Exercise directions
Each record below must be returned exactly as shown.
Start of Data provided
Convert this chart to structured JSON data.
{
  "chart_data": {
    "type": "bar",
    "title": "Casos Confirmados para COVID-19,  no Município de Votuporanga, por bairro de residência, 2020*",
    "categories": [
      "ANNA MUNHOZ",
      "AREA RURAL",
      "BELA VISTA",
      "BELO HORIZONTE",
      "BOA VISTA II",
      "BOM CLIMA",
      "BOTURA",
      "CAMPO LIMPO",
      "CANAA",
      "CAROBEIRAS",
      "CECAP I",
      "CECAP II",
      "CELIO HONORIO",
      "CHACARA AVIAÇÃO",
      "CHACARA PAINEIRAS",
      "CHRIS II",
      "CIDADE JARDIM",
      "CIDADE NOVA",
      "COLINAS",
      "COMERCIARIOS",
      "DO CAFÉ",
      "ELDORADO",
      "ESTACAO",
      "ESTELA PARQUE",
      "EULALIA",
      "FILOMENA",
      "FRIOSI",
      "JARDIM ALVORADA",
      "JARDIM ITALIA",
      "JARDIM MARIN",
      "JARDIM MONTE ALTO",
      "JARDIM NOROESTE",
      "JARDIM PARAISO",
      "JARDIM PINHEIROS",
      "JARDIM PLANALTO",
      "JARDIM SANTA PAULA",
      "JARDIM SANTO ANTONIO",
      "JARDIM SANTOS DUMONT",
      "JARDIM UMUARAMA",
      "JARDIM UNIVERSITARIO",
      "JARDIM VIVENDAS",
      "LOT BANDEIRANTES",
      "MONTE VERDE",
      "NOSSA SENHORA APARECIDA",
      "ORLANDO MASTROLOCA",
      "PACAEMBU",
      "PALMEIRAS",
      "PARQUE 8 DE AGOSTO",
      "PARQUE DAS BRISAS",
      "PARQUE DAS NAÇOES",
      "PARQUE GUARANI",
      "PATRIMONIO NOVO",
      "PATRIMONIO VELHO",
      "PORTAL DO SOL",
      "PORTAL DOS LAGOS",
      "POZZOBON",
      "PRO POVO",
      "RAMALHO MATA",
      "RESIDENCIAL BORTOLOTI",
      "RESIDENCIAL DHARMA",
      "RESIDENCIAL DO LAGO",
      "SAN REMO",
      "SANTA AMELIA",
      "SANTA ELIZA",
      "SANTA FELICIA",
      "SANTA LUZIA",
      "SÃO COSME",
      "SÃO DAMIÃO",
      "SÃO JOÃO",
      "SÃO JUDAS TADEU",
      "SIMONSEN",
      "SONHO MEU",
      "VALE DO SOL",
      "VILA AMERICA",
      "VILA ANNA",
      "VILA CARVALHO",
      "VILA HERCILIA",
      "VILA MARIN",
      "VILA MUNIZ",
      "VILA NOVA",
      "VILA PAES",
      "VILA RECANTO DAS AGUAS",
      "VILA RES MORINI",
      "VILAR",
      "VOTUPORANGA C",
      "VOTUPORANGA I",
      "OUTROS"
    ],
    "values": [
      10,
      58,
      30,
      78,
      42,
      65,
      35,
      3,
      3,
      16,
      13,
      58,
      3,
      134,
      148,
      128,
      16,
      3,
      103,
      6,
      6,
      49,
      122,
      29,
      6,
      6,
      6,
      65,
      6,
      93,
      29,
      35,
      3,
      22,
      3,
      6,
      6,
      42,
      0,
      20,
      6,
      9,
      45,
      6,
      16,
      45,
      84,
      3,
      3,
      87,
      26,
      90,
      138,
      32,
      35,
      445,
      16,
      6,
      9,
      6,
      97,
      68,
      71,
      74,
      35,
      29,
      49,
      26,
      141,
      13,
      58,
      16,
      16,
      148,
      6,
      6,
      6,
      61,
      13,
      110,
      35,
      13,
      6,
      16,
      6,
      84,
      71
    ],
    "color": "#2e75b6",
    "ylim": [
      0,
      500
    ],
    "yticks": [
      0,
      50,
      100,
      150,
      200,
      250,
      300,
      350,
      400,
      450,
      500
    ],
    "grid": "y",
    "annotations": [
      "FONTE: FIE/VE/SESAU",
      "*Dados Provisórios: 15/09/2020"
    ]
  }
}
End of Data provided
Task result
Convert this chart to structured JSON data.
{
  "chart_data": {
    "type": "bar",
    "title": "Casos Confirmados para COVID-19,  no Município de Votuporanga, por bairro de residência, 2020*",
    "categories": [
      "ANNA MUNHOZ",
      "AREA RURAL",
      "BELA VISTA",
      "BELO HORIZONTE",
      "BOA VISTA II",
      "BOM CLIMA",
      "BOTURA",
      "CAMPO LIMPO",
      "CANAA",
      "CAROBEIRAS",
      "CECAP I",
      "CECAP II",
      "CELIO HONORIO",
      "CHACARA AVIAÇÃO",
      "CHACARA PAINEIRAS",
      "CHRIS II",
      "CIDADE JARDIM",
      "CIDADE NOVA",
      "COLINAS",
      "COMERCIARIOS",
      "DO CAFÉ",
      "ELDORADO",
      "ESTACAO",
      "ESTELA PARQUE",
      "EULALIA",
      "FILOMENA",
      "FRIOSI",
      "JARDIM ALVORADA",
      "JARDIM ITALIA",
      "JARDIM MARIN",
      "JARDIM MONTE ALTO",
      "JARDIM NOROESTE",
      "JARDIM PARAISO",
      "JARDIM PINHEIROS",
      "JARDIM PLANALTO",
      "JARDIM SANTA PAULA",
      "JARDIM SANTO ANTONIO",
      "JARDIM SANTOS DUMONT",
      "JARDIM UMUARAMA",
      "JARDIM UNIVERSITARIO",
      "JARDIM VIVENDAS",
      "LOT BANDEIRANTES",
      "MONTE VERDE",
      "NOSSA SENHORA APARECIDA",
      "ORLANDO MASTROLOCA",
      "PACAEMBU",
      "PALMEIRAS",
      "PARQUE 8 DE AGOSTO",
      "PARQUE DAS BRISAS",
      "PARQUE DAS NAÇOES",
      "PARQUE GUARANI",
      "PATRIMONIO NOVO",
      "PATRIMONIO VELHO",
      "PORTAL DO SOL",
      "PORTAL DOS LAGOS",
      "POZZOBON",
      "PRO POVO",
      "RAMALHO MATA",
      "RESIDENCIAL BORTOLOTI",
      "RESIDENCIAL DHARMA",
      "RESIDENCIAL DO LAGO",
      "SAN REMO",
      "SANTA AMELIA",
      "SANTA ELIZA",
      "SANTA FELICIA",
      "SANTA LUZIA",
      "SÃO COSME",
      "SÃO DAMIÃO",
      "SÃO JOÃO",
      "SÃO JUDAS TADEU",
      "SIMONSEN",
      "SONHO MEU",
      "VALE DO SOL",
      "VILA AMERICA",
      "VILA ANNA",
      "VILA CARVALHO",
      "VILA HERCILIA",
      "VILA MARIN",
      "VILA MUNIZ",
      "VILA NOVA",
      "VILA PAES",
      "VILA RECANTO DAS AGUAS",
      "VILA RES MORINI",
      "VILAR",
      "VOTUPORANGA C",
      "VOTUPORANGA I",
      "OUTROS"
    ],
    "values": [
      10,
      58,
      30,
      78,
      42,
      65,
      35,
      3,
      3,
      16,
      13,
      58,
      3,
      134,
      148,
      128,
      16,
      3,
      103,
      6,
      6,
      49,
      122,
      29,
      6,
      6,
      6,
      65,
      6,
      93,
      29,
      35,
      3,
      22,
      3,
      6,
      6,
      42,
      0,
      20,
      6,
      9,
      45,
      6,
      16,
      45,
      84,
      3,
      3,
      87,
      26,
      90,
      138,
      32,
      35,
      445,
      16,
      6,
      9,
      6,
      97,
      68,
      71,
      74,
      35,
      29,
      49,
      26,
      141,
      13,
      58,
      16,
      16,
      148,
      6,
      6,
      6,
      61,
      13,
      110,
      35,
      13,
      6,
      16,
      6,
      84,
      71
    ],
    "color": "#2e75b6",
    "ylim": [
      0,
      500
    ],
    "yticks": [
      0,
      50,
      100,
      150,
      200,
      250,
      300,
      350,
      400,
      450,
      500
    ],
    "grid": "y",
    "annotations": [
      "FONTE: FIE/VE/SESAU",
      "*Dados Provisórios: 15/09/2020"
    ]
  }
}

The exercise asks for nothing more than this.